-- Exercise prompt --
Copy only the lines from the one containing "Serialize everything readable" through the final line of the records below, exactly as written, with no pictures.

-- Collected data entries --
+++++
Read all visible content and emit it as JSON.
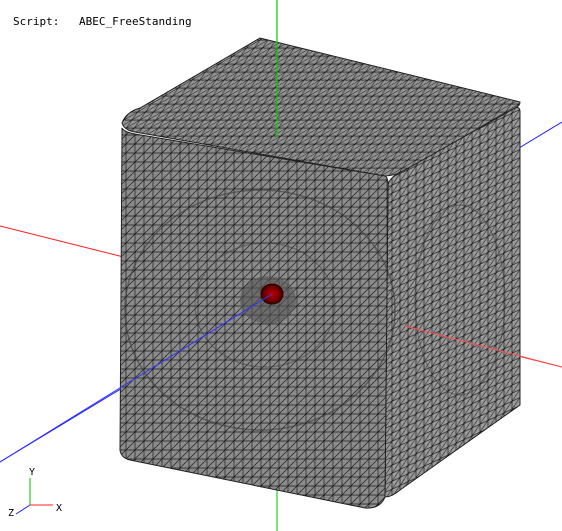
{
  "header": {
    "script_label": "Script:",
    "script_name": "ABEC_FreeStanding"
  },
  "triad": {
    "x_label": "X",
    "y_label": "Y",
    "z_label": "Z"
  },
  "colors": {
    "x_axis": "#ff2020",
    "y_axis": "#00c000",
    "z_axis": "#2020ff",
    "mesh_face": "#8a8a8a",
    "mesh_line": "#1e1e1e",
    "driver": "#8b0000"
  },
  "icons": {
    "model": "meshed-cabinet",
    "triad": "coordinate-triad-icon"
  }
}
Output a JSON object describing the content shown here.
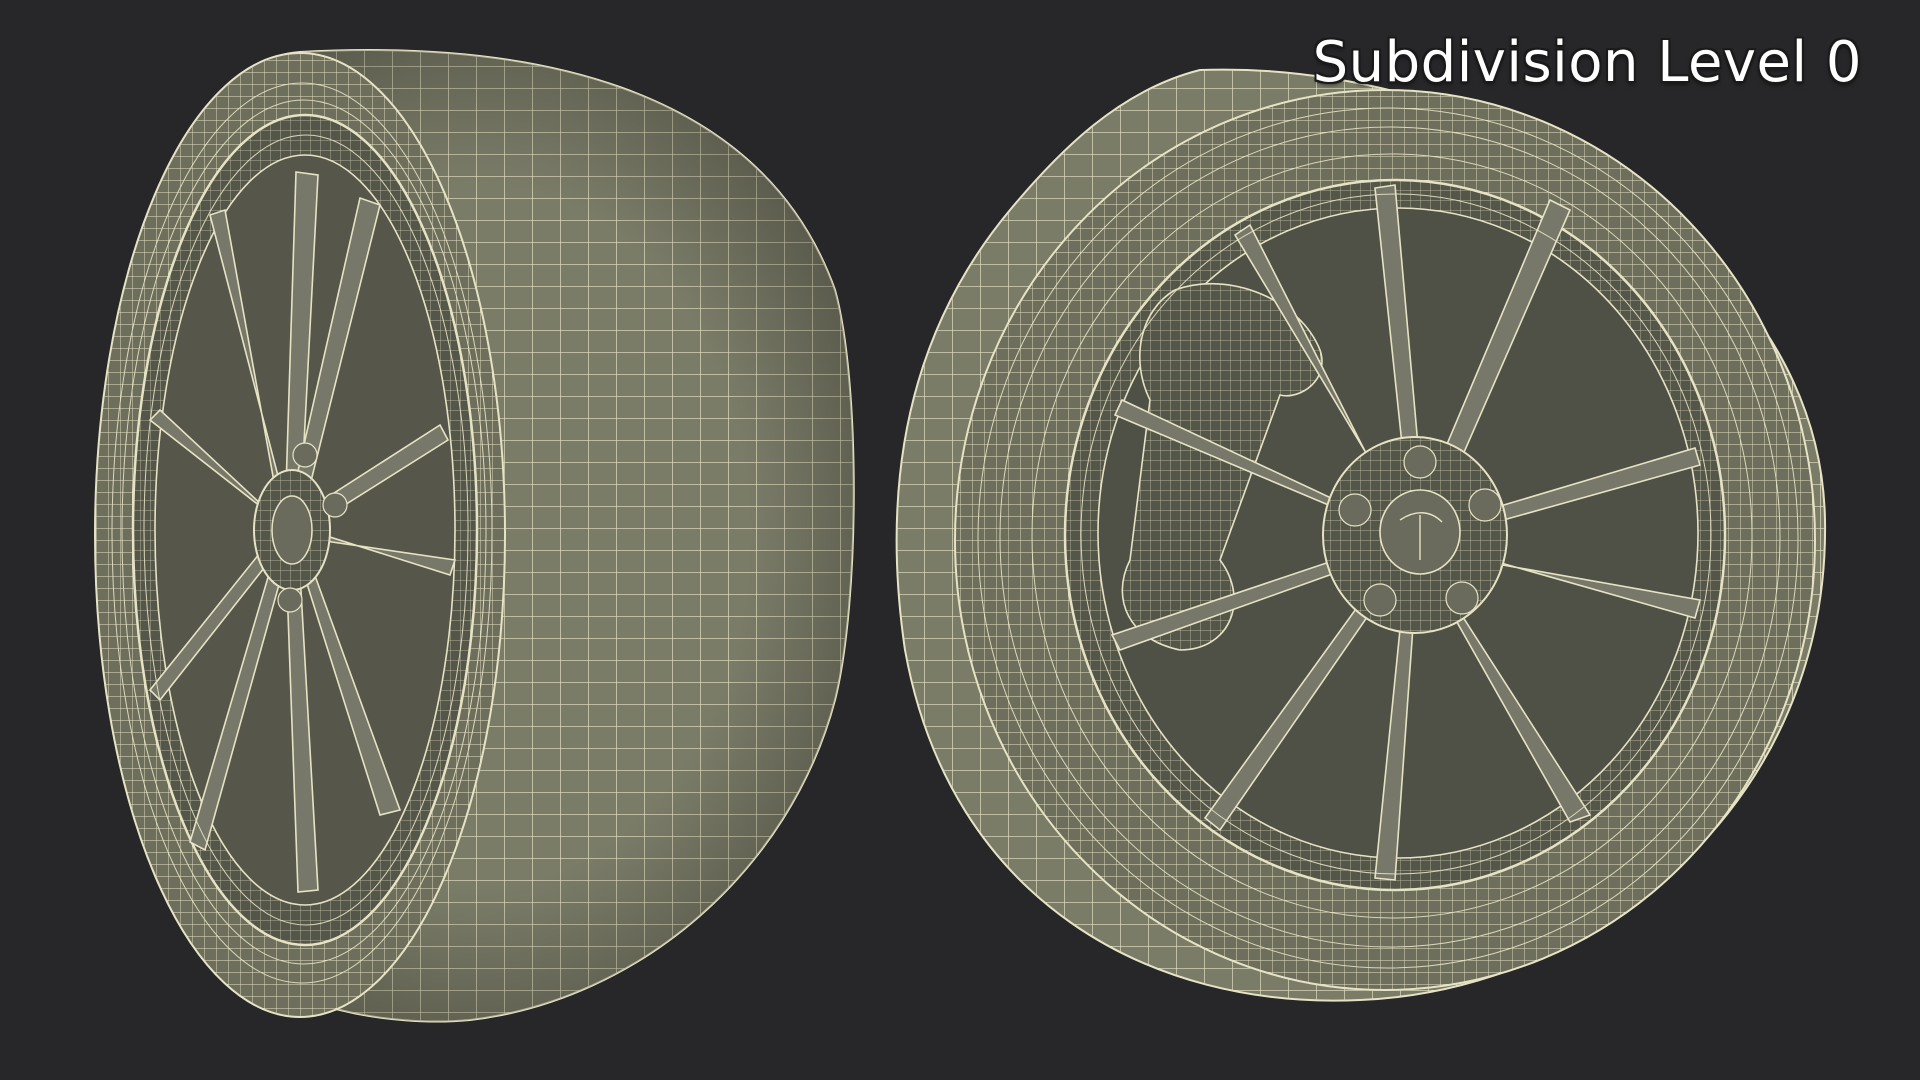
{
  "caption": "Subdivision Level 0",
  "colors": {
    "background": "#27272a",
    "surface": "#7b7c68",
    "surface_dark": "#5e5f50",
    "surface_shadow": "#4a4b3f",
    "wire": "#e6e3c4"
  },
  "objects": [
    {
      "name": "left-wheel",
      "view": "three-quarter side view",
      "spokes": 10
    },
    {
      "name": "right-wheel",
      "view": "three-quarter front view",
      "spokes": 10
    }
  ]
}
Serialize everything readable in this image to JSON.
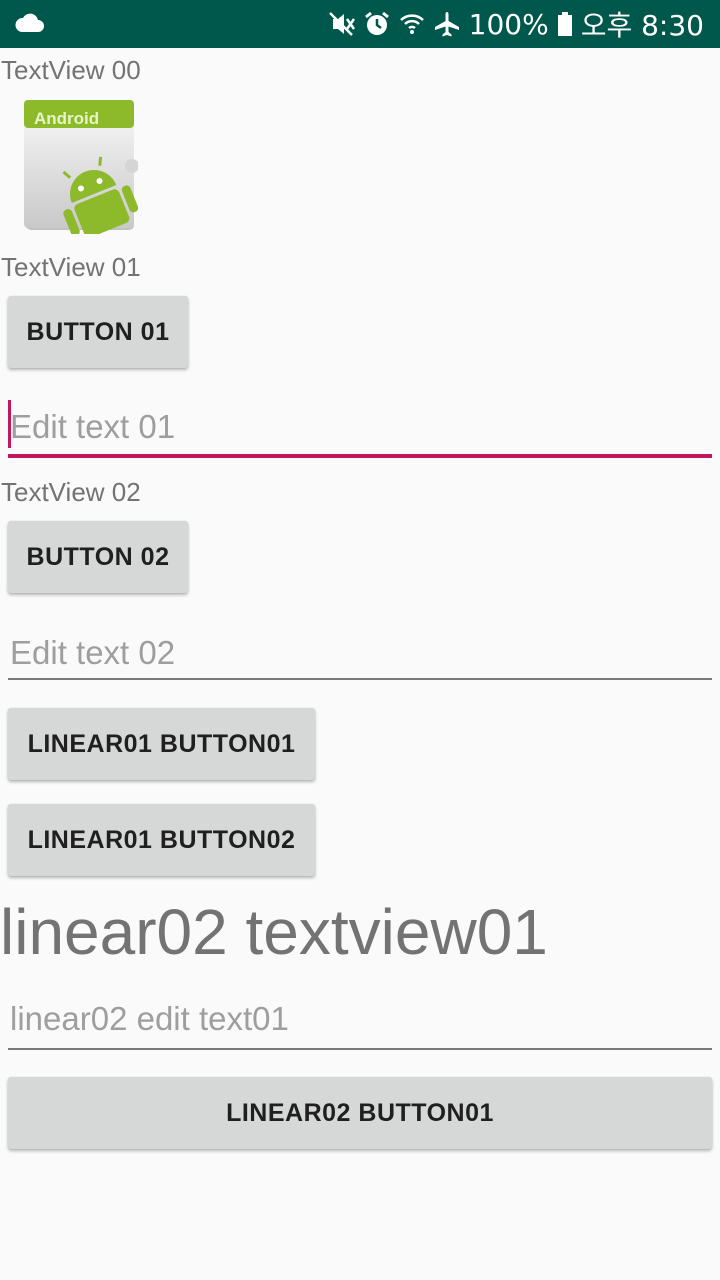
{
  "status_bar": {
    "battery": "100%",
    "time": "오후 8:30",
    "background_color": "#00574b",
    "icons": [
      "cloud-icon",
      "mute-vibrate-icon",
      "alarm-icon",
      "wifi-icon",
      "airplane-icon",
      "battery-icon"
    ]
  },
  "views": {
    "textview00": "TextView 00",
    "textview01": "TextView 01",
    "button01": "BUTTON 01",
    "edittext01": "Edit text 01",
    "textview02": "TextView 02",
    "button02": "BUTTON 02",
    "edittext02": "Edit text 02",
    "linear01_button01": "LINEAR01 BUTTON01",
    "linear01_button02": "LINEAR01 BUTTON02",
    "linear02_textview01": "linear02 textview01",
    "linear02_edittext01": "linear02 edit text01",
    "linear02_button01": "LINEAR02 BUTTON01"
  },
  "image_icon": {
    "label": "Android",
    "semantic": "android-launcher-icon"
  },
  "colors": {
    "accent": "#c2185b",
    "button_bg": "#d6d7d7",
    "hint_text": "#9e9e9e",
    "label_text": "#737373"
  }
}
+++++
-- Written response --
Serialize everything readable in this image to JSON.
{
  "status_bar": {
    "battery": "100%",
    "time": "오후 8:30",
    "background_color": "#00574b",
    "icons": [
      "cloud-icon",
      "mute-vibrate-icon",
      "alarm-icon",
      "wifi-icon",
      "airplane-icon",
      "battery-icon"
    ]
  },
  "views": {
    "textview00": "TextView 00",
    "textview01": "TextView 01",
    "button01": "BUTTON 01",
    "edittext01": "Edit text 01",
    "textview02": "TextView 02",
    "button02": "BUTTON 02",
    "edittext02": "Edit text 02",
    "linear01_button01": "LINEAR01 BUTTON01",
    "linear01_button02": "LINEAR01 BUTTON02",
    "linear02_textview01": "linear02 textview01",
    "linear02_edittext01": "linear02 edit text01",
    "linear02_button01": "LINEAR02 BUTTON01"
  },
  "image_icon": {
    "label": "Android",
    "semantic": "android-launcher-icon"
  },
  "colors": {
    "accent": "#c2185b",
    "button_bg": "#d6d7d7",
    "hint_text": "#9e9e9e",
    "label_text": "#737373"
  }
}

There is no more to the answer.